**Task brief:** Search each line below for the word "term" and list those that contain it.

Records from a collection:
....

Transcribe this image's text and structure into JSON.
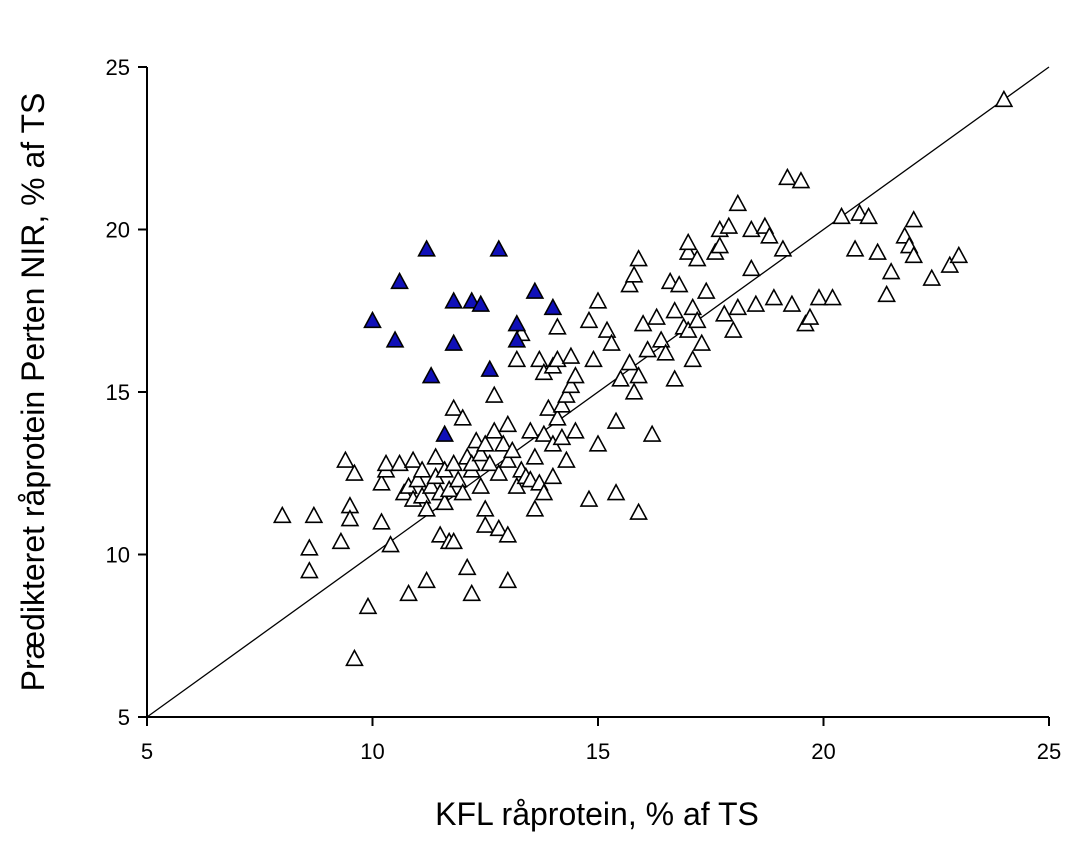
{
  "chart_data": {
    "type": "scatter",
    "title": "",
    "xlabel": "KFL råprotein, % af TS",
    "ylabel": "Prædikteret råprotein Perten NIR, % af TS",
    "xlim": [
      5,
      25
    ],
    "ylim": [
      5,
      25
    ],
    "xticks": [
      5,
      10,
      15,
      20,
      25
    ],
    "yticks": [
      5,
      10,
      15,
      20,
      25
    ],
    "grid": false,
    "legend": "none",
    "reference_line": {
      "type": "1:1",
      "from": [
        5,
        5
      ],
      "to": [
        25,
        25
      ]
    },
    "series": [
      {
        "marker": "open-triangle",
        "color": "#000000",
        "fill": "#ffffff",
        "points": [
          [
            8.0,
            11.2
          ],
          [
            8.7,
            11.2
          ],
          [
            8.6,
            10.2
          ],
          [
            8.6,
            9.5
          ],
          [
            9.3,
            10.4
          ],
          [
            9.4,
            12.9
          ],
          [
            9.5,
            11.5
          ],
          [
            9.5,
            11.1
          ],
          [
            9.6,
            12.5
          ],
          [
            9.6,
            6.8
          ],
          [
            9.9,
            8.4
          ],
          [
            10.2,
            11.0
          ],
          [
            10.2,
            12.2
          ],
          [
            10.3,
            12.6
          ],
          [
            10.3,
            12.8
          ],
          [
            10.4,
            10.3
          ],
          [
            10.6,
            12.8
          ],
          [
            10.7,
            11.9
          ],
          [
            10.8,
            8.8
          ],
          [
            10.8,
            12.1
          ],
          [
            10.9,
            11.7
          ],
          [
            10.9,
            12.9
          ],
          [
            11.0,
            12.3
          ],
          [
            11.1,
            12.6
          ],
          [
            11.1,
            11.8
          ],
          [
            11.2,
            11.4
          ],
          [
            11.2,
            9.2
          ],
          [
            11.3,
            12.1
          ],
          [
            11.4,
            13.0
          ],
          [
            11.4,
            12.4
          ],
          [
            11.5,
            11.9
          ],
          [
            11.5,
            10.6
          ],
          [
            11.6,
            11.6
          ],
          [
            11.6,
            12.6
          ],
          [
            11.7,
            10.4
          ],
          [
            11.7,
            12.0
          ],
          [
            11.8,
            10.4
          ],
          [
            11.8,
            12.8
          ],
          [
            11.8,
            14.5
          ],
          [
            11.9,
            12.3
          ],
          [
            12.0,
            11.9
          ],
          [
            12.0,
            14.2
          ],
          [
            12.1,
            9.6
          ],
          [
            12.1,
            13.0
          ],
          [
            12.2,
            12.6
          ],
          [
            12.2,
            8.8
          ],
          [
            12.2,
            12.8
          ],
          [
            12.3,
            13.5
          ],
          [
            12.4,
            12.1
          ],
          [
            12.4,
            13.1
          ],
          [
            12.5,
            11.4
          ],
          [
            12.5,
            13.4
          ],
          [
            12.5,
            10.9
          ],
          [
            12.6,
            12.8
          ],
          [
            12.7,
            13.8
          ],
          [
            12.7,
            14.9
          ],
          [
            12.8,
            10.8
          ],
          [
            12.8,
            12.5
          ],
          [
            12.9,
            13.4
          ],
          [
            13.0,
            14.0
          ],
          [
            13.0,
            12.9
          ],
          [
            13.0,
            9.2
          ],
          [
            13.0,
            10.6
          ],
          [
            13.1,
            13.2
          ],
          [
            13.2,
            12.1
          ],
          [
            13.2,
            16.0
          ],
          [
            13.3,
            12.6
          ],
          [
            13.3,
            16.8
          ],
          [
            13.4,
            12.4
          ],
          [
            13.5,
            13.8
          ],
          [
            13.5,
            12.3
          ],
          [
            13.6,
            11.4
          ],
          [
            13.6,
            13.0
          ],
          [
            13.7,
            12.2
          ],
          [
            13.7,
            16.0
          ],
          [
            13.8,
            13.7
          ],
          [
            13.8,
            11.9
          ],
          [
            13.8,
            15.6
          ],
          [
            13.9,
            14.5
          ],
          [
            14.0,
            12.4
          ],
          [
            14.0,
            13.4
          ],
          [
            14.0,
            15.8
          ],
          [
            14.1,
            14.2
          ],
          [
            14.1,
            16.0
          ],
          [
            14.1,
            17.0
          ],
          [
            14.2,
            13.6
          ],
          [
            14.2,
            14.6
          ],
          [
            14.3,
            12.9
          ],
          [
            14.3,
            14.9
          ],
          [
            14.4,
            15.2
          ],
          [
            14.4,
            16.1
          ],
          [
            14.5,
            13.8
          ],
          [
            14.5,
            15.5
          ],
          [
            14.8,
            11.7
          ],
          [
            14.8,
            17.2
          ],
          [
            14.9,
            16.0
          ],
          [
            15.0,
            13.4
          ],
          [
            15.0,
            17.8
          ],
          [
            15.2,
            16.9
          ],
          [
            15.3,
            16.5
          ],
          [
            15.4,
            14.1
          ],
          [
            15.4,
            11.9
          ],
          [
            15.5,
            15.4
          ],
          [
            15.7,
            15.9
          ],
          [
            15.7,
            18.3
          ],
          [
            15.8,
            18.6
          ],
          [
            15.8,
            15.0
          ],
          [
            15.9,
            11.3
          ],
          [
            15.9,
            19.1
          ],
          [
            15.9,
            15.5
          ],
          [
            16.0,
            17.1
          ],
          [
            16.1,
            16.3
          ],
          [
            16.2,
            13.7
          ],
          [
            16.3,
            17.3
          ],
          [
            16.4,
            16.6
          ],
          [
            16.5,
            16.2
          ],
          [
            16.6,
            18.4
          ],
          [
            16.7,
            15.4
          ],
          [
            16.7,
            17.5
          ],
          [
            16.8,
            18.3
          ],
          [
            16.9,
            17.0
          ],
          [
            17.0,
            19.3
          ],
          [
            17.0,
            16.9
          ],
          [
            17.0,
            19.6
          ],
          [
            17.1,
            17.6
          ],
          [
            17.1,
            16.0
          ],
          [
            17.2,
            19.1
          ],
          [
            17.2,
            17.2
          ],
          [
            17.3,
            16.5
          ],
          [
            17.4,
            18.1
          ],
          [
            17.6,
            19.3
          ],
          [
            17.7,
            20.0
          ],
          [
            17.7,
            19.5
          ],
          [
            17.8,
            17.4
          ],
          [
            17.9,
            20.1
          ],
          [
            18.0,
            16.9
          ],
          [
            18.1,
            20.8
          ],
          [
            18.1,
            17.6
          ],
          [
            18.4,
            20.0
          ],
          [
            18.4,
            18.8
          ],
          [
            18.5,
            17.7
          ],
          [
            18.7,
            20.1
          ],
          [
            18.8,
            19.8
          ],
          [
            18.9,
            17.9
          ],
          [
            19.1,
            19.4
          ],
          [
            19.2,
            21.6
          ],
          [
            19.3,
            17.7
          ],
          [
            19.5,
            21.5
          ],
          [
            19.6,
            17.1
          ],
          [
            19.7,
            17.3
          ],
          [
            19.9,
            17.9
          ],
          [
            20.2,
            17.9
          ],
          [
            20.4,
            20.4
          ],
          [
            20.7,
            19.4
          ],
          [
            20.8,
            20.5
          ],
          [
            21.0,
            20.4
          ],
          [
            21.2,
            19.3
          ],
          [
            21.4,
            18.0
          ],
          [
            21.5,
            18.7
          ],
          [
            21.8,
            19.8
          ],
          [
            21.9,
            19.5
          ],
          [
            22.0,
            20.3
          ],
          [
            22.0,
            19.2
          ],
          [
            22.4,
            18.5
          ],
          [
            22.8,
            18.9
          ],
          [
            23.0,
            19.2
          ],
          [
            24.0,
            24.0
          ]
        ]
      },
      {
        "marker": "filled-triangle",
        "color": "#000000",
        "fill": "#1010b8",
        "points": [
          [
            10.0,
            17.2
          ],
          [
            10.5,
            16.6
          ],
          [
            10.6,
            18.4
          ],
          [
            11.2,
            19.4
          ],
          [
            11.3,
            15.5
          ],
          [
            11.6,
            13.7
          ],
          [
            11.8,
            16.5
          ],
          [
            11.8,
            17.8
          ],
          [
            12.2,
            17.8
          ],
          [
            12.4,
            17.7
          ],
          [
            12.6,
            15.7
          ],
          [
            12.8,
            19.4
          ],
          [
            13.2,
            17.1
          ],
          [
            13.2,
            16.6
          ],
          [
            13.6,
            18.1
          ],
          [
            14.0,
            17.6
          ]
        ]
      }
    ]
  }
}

....

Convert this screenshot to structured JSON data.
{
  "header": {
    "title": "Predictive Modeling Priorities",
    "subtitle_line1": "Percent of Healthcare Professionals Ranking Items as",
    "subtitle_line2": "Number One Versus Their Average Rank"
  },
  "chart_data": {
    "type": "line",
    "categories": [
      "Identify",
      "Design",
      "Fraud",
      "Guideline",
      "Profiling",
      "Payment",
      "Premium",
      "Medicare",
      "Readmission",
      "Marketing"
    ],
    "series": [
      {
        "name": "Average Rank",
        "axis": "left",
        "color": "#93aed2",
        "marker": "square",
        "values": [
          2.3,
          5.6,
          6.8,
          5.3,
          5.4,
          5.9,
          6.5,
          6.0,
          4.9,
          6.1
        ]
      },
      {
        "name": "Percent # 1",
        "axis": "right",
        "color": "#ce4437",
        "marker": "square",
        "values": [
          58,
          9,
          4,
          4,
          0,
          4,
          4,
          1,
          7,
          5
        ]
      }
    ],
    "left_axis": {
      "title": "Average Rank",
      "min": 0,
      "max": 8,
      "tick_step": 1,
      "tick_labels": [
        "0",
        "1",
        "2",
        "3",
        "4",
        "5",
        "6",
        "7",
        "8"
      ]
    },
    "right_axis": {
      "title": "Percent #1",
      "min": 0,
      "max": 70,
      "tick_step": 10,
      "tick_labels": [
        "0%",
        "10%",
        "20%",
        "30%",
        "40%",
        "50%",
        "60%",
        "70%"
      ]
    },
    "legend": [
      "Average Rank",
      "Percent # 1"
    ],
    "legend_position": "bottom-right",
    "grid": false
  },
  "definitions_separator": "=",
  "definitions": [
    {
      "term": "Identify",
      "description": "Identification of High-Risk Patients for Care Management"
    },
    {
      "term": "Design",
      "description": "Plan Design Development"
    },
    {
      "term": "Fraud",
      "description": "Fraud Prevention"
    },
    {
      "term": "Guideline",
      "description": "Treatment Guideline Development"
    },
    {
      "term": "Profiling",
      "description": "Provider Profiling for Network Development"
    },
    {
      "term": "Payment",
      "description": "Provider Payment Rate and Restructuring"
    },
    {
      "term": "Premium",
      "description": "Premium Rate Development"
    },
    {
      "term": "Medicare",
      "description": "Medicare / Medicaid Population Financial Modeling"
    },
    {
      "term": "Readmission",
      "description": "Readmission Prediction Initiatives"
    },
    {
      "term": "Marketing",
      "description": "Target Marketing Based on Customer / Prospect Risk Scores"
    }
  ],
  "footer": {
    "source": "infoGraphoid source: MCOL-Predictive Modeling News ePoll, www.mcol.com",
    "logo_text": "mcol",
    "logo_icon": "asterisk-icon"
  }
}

....

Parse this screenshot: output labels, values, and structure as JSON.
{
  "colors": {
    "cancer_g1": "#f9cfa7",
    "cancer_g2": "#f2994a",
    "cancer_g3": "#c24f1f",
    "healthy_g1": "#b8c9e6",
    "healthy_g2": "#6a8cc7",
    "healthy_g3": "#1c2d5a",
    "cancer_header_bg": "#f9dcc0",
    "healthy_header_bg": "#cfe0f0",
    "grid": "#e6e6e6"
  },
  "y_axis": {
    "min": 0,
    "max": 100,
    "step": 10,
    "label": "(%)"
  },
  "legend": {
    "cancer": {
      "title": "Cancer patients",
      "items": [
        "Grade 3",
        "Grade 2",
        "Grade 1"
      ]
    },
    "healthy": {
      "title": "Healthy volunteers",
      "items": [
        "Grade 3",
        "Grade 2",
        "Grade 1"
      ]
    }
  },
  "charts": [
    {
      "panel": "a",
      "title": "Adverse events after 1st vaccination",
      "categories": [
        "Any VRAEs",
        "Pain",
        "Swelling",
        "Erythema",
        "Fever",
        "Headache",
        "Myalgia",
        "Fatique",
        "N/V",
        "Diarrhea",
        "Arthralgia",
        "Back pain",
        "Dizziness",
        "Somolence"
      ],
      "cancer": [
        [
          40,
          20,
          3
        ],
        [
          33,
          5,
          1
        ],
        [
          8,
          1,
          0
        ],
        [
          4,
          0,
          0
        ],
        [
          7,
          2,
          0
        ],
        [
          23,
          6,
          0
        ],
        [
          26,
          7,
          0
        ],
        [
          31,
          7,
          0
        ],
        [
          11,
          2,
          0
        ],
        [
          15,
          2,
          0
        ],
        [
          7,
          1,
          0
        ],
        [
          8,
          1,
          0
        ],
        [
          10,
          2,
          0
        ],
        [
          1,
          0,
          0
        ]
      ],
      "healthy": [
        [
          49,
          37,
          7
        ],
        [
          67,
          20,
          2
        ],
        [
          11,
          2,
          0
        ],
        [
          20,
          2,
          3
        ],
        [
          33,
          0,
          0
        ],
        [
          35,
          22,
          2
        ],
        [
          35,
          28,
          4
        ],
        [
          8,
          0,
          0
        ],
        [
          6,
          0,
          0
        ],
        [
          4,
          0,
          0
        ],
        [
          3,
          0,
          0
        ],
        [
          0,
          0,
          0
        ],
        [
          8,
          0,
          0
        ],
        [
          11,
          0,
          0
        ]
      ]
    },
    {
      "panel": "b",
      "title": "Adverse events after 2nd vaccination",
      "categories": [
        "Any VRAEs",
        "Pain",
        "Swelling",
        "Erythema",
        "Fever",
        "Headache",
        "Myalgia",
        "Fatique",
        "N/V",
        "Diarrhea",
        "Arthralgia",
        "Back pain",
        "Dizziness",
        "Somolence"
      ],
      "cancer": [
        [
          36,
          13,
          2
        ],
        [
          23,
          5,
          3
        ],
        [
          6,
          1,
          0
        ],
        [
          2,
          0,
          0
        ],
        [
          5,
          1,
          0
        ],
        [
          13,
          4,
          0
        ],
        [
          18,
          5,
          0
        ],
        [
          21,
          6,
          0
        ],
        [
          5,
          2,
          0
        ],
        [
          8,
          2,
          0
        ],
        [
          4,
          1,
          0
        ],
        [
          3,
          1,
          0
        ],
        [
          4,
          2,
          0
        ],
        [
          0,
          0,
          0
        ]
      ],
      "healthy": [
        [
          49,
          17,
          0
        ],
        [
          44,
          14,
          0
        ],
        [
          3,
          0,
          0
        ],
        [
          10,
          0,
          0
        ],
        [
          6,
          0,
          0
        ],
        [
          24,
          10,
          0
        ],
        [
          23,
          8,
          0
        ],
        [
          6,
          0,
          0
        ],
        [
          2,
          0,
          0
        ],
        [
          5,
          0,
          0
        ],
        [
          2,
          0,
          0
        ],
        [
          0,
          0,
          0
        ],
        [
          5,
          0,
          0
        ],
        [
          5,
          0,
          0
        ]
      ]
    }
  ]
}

....

**The answer:**
      "term": "Identify",
      "term": "Design",
      "term": "Fraud",
      "term": "Guideline",
      "term": "Profiling",
      "term": "Payment",
      "term": "Premium",
      "term": "Medicare",
      "term": "Readmission",
      "term": "Marketing",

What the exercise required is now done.